■ Figure contents as structured data ■

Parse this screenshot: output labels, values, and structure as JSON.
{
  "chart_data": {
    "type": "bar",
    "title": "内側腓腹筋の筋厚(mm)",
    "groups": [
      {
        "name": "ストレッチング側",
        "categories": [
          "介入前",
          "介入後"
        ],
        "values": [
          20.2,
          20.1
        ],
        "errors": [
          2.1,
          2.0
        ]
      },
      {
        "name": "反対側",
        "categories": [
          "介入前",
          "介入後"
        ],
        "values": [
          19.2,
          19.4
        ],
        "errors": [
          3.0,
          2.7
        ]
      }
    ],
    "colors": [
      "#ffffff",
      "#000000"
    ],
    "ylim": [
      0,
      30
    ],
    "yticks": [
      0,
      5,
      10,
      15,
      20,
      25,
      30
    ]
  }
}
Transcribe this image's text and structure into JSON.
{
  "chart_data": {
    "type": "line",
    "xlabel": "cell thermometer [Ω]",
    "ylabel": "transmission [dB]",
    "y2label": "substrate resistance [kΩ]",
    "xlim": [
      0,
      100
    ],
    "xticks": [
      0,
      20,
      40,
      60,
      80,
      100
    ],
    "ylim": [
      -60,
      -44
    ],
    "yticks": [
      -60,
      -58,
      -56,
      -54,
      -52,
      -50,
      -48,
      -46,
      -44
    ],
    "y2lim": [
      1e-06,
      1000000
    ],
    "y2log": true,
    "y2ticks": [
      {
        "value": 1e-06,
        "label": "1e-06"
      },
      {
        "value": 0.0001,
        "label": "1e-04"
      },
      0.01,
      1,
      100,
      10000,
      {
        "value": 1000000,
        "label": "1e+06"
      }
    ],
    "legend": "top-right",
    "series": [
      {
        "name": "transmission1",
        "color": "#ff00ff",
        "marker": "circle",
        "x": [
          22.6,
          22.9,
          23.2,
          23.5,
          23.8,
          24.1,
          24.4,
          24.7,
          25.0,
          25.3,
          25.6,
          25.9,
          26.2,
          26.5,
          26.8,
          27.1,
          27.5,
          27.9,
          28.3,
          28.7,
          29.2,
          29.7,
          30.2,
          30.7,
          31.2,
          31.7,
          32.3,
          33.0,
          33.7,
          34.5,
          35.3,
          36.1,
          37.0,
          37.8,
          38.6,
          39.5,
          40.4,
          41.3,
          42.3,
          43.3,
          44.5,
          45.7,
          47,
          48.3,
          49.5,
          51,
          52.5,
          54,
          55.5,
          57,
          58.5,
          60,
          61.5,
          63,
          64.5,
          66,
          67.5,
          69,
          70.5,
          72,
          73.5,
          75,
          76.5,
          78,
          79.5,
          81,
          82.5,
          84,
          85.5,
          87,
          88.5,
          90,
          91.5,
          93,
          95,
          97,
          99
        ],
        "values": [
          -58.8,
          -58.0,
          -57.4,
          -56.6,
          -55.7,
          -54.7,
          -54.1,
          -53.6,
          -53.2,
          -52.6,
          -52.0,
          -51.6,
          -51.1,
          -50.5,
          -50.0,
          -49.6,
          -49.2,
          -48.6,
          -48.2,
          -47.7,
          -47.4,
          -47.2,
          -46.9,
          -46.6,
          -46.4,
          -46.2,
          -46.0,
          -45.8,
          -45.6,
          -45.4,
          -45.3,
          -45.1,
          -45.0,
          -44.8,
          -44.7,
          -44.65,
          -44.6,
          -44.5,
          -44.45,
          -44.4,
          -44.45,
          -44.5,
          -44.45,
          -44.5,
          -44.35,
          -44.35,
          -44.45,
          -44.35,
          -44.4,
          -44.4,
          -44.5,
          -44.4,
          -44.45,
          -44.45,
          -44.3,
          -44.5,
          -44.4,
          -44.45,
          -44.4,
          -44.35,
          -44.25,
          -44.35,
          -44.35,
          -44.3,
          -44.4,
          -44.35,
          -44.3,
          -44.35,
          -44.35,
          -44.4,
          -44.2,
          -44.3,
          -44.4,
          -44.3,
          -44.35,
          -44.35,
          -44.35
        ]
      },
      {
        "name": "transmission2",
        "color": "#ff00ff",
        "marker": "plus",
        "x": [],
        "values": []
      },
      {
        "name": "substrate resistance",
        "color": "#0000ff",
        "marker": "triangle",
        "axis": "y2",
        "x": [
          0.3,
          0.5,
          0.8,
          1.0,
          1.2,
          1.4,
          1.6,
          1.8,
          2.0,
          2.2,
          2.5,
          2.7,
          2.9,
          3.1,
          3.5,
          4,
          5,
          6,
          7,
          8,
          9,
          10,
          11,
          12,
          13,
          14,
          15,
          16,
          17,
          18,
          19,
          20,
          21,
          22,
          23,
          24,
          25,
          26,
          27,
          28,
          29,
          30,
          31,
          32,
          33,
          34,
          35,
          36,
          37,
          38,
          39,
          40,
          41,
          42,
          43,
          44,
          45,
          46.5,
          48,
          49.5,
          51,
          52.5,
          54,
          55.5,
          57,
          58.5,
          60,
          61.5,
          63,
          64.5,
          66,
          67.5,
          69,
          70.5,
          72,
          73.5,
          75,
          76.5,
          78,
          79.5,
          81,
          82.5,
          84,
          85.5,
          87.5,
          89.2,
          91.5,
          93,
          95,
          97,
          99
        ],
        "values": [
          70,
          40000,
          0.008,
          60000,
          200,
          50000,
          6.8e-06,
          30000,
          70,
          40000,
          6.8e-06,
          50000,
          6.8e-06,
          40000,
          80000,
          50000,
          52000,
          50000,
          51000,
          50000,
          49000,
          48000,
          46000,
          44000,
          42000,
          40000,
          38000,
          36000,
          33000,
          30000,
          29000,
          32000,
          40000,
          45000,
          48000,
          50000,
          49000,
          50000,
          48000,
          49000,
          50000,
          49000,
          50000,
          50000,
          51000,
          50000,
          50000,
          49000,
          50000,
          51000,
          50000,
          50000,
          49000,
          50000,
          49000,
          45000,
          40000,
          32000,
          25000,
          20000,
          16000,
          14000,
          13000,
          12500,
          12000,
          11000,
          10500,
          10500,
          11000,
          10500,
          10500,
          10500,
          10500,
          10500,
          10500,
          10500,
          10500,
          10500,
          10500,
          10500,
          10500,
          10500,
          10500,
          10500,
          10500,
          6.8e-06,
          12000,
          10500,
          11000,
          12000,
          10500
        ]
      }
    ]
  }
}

■ PROBLEM TO WORK ON ■
Provide an exact reproduction of all the entries shown above.

■ OUTPUT OF THE EXERCISE ■
Parse this screenshot: output labels, values, and structure as JSON.
{
  "chart_data": {
    "type": "bar",
    "title": "内側腓腹筋の筋厚(mm)",
    "groups": [
      {
        "name": "ストレッチング側",
        "categories": [
          "介入前",
          "介入後"
        ],
        "values": [
          20.2,
          20.1
        ],
        "errors": [
          2.1,
          2.0
        ]
      },
      {
        "name": "反対側",
        "categories": [
          "介入前",
          "介入後"
        ],
        "values": [
          19.2,
          19.4
        ],
        "errors": [
          3.0,
          2.7
        ]
      }
    ],
    "colors": [
      "#ffffff",
      "#000000"
    ],
    "ylim": [
      0,
      30
    ],
    "yticks": [
      0,
      5,
      10,
      15,
      20,
      25,
      30
    ]
  }
}
Transcribe this image's text and structure into JSON.
{
  "chart_data": {
    "type": "line",
    "xlabel": "cell thermometer [Ω]",
    "ylabel": "transmission [dB]",
    "y2label": "substrate resistance [kΩ]",
    "xlim": [
      0,
      100
    ],
    "xticks": [
      0,
      20,
      40,
      60,
      80,
      100
    ],
    "ylim": [
      -60,
      -44
    ],
    "yticks": [
      -60,
      -58,
      -56,
      -54,
      -52,
      -50,
      -48,
      -46,
      -44
    ],
    "y2lim": [
      1e-06,
      1000000
    ],
    "y2log": true,
    "y2ticks": [
      {
        "value": 1e-06,
        "label": "1e-06"
      },
      {
        "value": 0.0001,
        "label": "1e-04"
      },
      0.01,
      1,
      100,
      10000,
      {
        "value": 1000000,
        "label": "1e+06"
      }
    ],
    "legend": "top-right",
    "series": [
      {
        "name": "transmission1",
        "color": "#ff00ff",
        "marker": "circle",
        "x": [
          22.6,
          22.9,
          23.2,
          23.5,
          23.8,
          24.1,
          24.4,
          24.7,
          25.0,
          25.3,
          25.6,
          25.9,
          26.2,
          26.5,
          26.8,
          27.1,
          27.5,
          27.9,
          28.3,
          28.7,
          29.2,
          29.7,
          30.2,
          30.7,
          31.2,
          31.7,
          32.3,
          33.0,
          33.7,
          34.5,
          35.3,
          36.1,
          37.0,
          37.8,
          38.6,
          39.5,
          40.4,
          41.3,
          42.3,
          43.3,
          44.5,
          45.7,
          47,
          48.3,
          49.5,
          51,
          52.5,
          54,
          55.5,
          57,
          58.5,
          60,
          61.5,
          63,
          64.5,
          66,
          67.5,
          69,
          70.5,
          72,
          73.5,
          75,
          76.5,
          78,
          79.5,
          81,
          82.5,
          84,
          85.5,
          87,
          88.5,
          90,
          91.5,
          93,
          95,
          97,
          99
        ],
        "values": [
          -58.8,
          -58.0,
          -57.4,
          -56.6,
          -55.7,
          -54.7,
          -54.1,
          -53.6,
          -53.2,
          -52.6,
          -52.0,
          -51.6,
          -51.1,
          -50.5,
          -50.0,
          -49.6,
          -49.2,
          -48.6,
          -48.2,
          -47.7,
          -47.4,
          -47.2,
          -46.9,
          -46.6,
          -46.4,
          -46.2,
          -46.0,
          -45.8,
          -45.6,
          -45.4,
          -45.3,
          -45.1,
          -45.0,
          -44.8,
          -44.7,
          -44.65,
          -44.6,
          -44.5,
          -44.45,
          -44.4,
          -44.45,
          -44.5,
          -44.45,
          -44.5,
          -44.35,
          -44.35,
          -44.45,
          -44.35,
          -44.4,
          -44.4,
          -44.5,
          -44.4,
          -44.45,
          -44.45,
          -44.3,
          -44.5,
          -44.4,
          -44.45,
          -44.4,
          -44.35,
          -44.25,
          -44.35,
          -44.35,
          -44.3,
          -44.4,
          -44.35,
          -44.3,
          -44.35,
          -44.35,
          -44.4,
          -44.2,
          -44.3,
          -44.4,
          -44.3,
          -44.35,
          -44.35,
          -44.35
        ]
      },
      {
        "name": "transmission2",
        "color": "#ff00ff",
        "marker": "plus",
        "x": [],
        "values": []
      },
      {
        "name": "substrate resistance",
        "color": "#0000ff",
        "marker": "triangle",
        "axis": "y2",
        "x": [
          0.3,
          0.5,
          0.8,
          1.0,
          1.2,
          1.4,
          1.6,
          1.8,
          2.0,
          2.2,
          2.5,
          2.7,
          2.9,
          3.1,
          3.5,
          4,
          5,
          6,
          7,
          8,
          9,
          10,
          11,
          12,
          13,
          14,
          15,
          16,
          17,
          18,
          19,
          20,
          21,
          22,
          23,
          24,
          25,
          26,
          27,
          28,
          29,
          30,
          31,
          32,
          33,
          34,
          35,
          36,
          37,
          38,
          39,
          40,
          41,
          42,
          43,
          44,
          45,
          46.5,
          48,
          49.5,
          51,
          52.5,
          54,
          55.5,
          57,
          58.5,
          60,
          61.5,
          63,
          64.5,
          66,
          67.5,
          69,
          70.5,
          72,
          73.5,
          75,
          76.5,
          78,
          79.5,
          81,
          82.5,
          84,
          85.5,
          87.5,
          89.2,
          91.5,
          93,
          95,
          97,
          99
        ],
        "values": [
          70,
          40000,
          0.008,
          60000,
          200,
          50000,
          6.8e-06,
          30000,
          70,
          40000,
          6.8e-06,
          50000,
          6.8e-06,
          40000,
          80000,
          50000,
          52000,
          50000,
          51000,
          50000,
          49000,
          48000,
          46000,
          44000,
          42000,
          40000,
          38000,
          36000,
          33000,
          30000,
          29000,
          32000,
          40000,
          45000,
          48000,
          50000,
          49000,
          50000,
          48000,
          49000,
          50000,
          49000,
          50000,
          50000,
          51000,
          50000,
          50000,
          49000,
          50000,
          51000,
          50000,
          50000,
          49000,
          50000,
          49000,
          45000,
          40000,
          32000,
          25000,
          20000,
          16000,
          14000,
          13000,
          12500,
          12000,
          11000,
          10500,
          10500,
          11000,
          10500,
          10500,
          10500,
          10500,
          10500,
          10500,
          10500,
          10500,
          10500,
          10500,
          10500,
          10500,
          10500,
          10500,
          10500,
          10500,
          6.8e-06,
          12000,
          10500,
          11000,
          12000,
          10500
        ]
      }
    ]
  }
}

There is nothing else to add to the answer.